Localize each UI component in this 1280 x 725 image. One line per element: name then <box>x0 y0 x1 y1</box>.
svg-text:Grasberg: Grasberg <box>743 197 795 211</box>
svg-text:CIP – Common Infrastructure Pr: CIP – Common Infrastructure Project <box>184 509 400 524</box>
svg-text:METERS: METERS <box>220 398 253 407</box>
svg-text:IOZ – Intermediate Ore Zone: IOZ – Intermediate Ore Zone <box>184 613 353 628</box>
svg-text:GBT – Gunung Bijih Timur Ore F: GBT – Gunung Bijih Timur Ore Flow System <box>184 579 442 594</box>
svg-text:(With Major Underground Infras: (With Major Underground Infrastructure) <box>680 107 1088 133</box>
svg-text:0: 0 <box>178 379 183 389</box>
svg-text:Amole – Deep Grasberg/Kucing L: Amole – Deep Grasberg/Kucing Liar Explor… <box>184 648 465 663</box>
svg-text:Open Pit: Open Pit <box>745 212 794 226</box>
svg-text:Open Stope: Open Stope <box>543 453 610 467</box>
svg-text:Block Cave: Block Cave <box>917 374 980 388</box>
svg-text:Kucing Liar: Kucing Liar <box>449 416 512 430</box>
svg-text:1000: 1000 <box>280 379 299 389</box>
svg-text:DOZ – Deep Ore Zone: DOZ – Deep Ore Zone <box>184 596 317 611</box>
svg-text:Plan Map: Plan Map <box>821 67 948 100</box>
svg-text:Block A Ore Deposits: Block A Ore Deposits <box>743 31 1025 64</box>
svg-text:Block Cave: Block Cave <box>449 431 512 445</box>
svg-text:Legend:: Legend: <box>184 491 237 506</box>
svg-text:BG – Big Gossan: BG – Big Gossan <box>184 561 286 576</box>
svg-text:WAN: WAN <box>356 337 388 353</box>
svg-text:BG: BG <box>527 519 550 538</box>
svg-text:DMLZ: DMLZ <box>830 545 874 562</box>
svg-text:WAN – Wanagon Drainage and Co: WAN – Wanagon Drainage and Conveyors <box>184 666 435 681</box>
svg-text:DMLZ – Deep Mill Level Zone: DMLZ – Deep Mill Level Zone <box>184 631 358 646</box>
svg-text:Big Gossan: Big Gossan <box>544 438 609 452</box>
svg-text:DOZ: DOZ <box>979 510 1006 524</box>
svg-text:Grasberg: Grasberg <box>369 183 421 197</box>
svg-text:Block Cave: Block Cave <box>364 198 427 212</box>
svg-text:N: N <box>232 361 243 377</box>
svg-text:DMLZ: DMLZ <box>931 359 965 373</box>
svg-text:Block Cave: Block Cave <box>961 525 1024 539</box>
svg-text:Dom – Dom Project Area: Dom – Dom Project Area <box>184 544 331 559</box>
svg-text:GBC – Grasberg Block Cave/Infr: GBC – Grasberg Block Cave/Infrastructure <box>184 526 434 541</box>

DIRECTIONS | Print the listing above again, every line unchanged and in the same order.

COMPLETE RESPONSE |
Localize each UI component in this 1280 x 725 image. One line per element: name then <box>x0 y0 x1 y1</box>.
svg-text:Grasberg: Grasberg <box>743 197 795 211</box>
svg-text:CIP – Common Infrastructure Pr: CIP – Common Infrastructure Project <box>184 509 400 524</box>
svg-text:METERS: METERS <box>220 398 253 407</box>
svg-text:IOZ – Intermediate Ore Zone: IOZ – Intermediate Ore Zone <box>184 613 353 628</box>
svg-text:GBT – Gunung Bijih Timur Ore F: GBT – Gunung Bijih Timur Ore Flow System <box>184 579 442 594</box>
svg-text:(With Major Underground Infras: (With Major Underground Infrastructure) <box>680 107 1088 133</box>
svg-text:0: 0 <box>178 379 183 389</box>
svg-text:Amole – Deep Grasberg/Kucing L: Amole – Deep Grasberg/Kucing Liar Explor… <box>184 648 465 663</box>
svg-text:Open Pit: Open Pit <box>745 212 794 226</box>
svg-text:Open Stope: Open Stope <box>543 453 610 467</box>
svg-text:Block Cave: Block Cave <box>917 374 980 388</box>
svg-text:Kucing Liar: Kucing Liar <box>449 416 512 430</box>
svg-text:1000: 1000 <box>280 379 299 389</box>
svg-text:DOZ – Deep Ore Zone: DOZ – Deep Ore Zone <box>184 596 317 611</box>
svg-text:Plan Map: Plan Map <box>821 67 948 100</box>
svg-text:Block A Ore Deposits: Block A Ore Deposits <box>743 31 1025 64</box>
svg-text:Block Cave: Block Cave <box>449 431 512 445</box>
svg-text:Legend:: Legend: <box>184 491 237 506</box>
svg-text:BG – Big Gossan: BG – Big Gossan <box>184 561 286 576</box>
svg-text:WAN: WAN <box>356 337 388 353</box>
svg-text:BG: BG <box>527 519 550 538</box>
svg-text:DMLZ: DMLZ <box>830 545 874 562</box>
svg-text:WAN – Wanagon Drainage and Co: WAN – Wanagon Drainage and Conveyors <box>184 666 435 681</box>
svg-text:DMLZ – Deep Mill Level Zone: DMLZ – Deep Mill Level Zone <box>184 631 358 646</box>
svg-text:Big Gossan: Big Gossan <box>544 438 609 452</box>
svg-text:DOZ: DOZ <box>979 510 1006 524</box>
svg-text:Grasberg: Grasberg <box>369 183 421 197</box>
svg-text:Block Cave: Block Cave <box>364 198 427 212</box>
svg-text:N: N <box>232 361 243 377</box>
svg-text:DMLZ: DMLZ <box>931 359 965 373</box>
svg-text:Block Cave: Block Cave <box>961 525 1024 539</box>
svg-text:Dom – Dom Project Area: Dom – Dom Project Area <box>184 544 331 559</box>
svg-text:GBC – Grasberg Block Cave/Infr: GBC – Grasberg Block Cave/Infrastructure <box>184 526 434 541</box>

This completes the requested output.